Go through the records and extract every line with the word "flag".
+++
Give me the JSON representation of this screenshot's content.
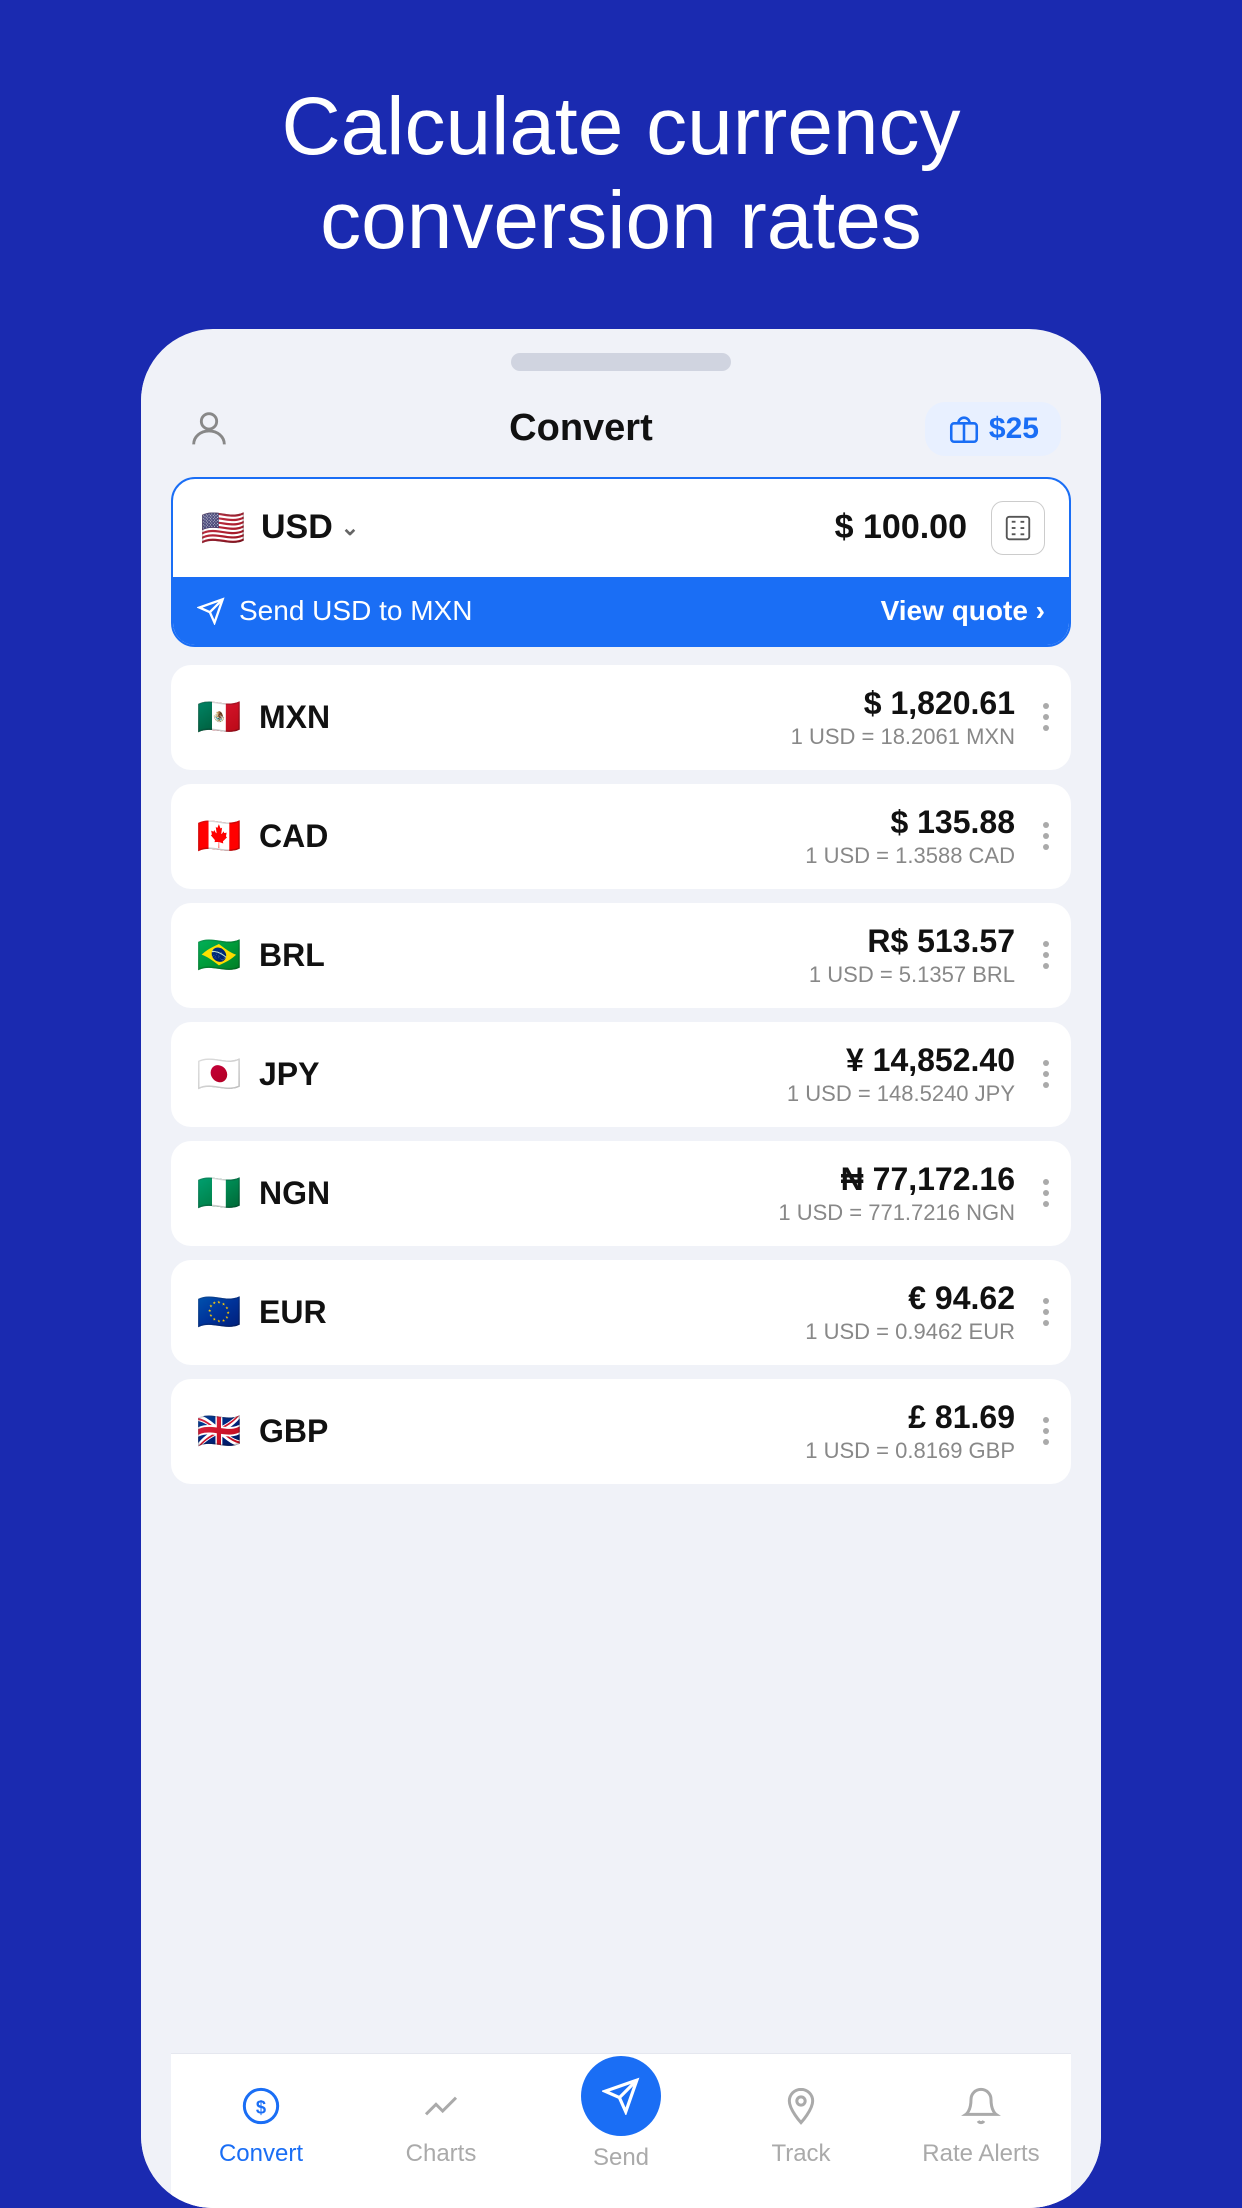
{
  "hero": {
    "line1": "Calculate currency",
    "line2": "conversion rates"
  },
  "header": {
    "title": "Convert",
    "promo": "$25"
  },
  "base_currency": {
    "code": "USD",
    "flag": "🇺🇸",
    "amount": "$ 100.00"
  },
  "send_banner": {
    "text": "Send USD to MXN",
    "cta": "View quote ›"
  },
  "currencies": [
    {
      "code": "MXN",
      "flag": "🇲🇽",
      "amount": "$ 1,820.61",
      "rate": "1 USD = 18.2061 MXN"
    },
    {
      "code": "CAD",
      "flag": "🇨🇦",
      "amount": "$ 135.88",
      "rate": "1 USD = 1.3588 CAD"
    },
    {
      "code": "BRL",
      "flag": "🇧🇷",
      "amount": "R$ 513.57",
      "rate": "1 USD = 5.1357 BRL"
    },
    {
      "code": "JPY",
      "flag": "🇯🇵",
      "amount": "¥ 14,852.40",
      "rate": "1 USD = 148.5240 JPY"
    },
    {
      "code": "NGN",
      "flag": "🇳🇬",
      "amount": "₦ 77,172.16",
      "rate": "1 USD = 771.7216 NGN"
    },
    {
      "code": "EUR",
      "flag": "🇪🇺",
      "amount": "€ 94.62",
      "rate": "1 USD = 0.9462 EUR"
    },
    {
      "code": "GBP",
      "flag": "🇬🇧",
      "amount": "£ 81.69",
      "rate": "1 USD = 0.8169 GBP"
    }
  ],
  "nav": {
    "items": [
      {
        "label": "Convert",
        "active": true
      },
      {
        "label": "Charts",
        "active": false
      },
      {
        "label": "Send",
        "active": false,
        "is_send": true
      },
      {
        "label": "Track",
        "active": false
      },
      {
        "label": "Rate Alerts",
        "active": false
      }
    ]
  }
}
+++
Solution for this problem.
    "flag": "🇺🇸",
      "flag": "🇲🇽",
      "flag": "🇨🇦",
      "flag": "🇧🇷",
      "flag": "🇯🇵",
      "flag": "🇳🇬",
      "flag": "🇪🇺",
      "flag": "🇬🇧",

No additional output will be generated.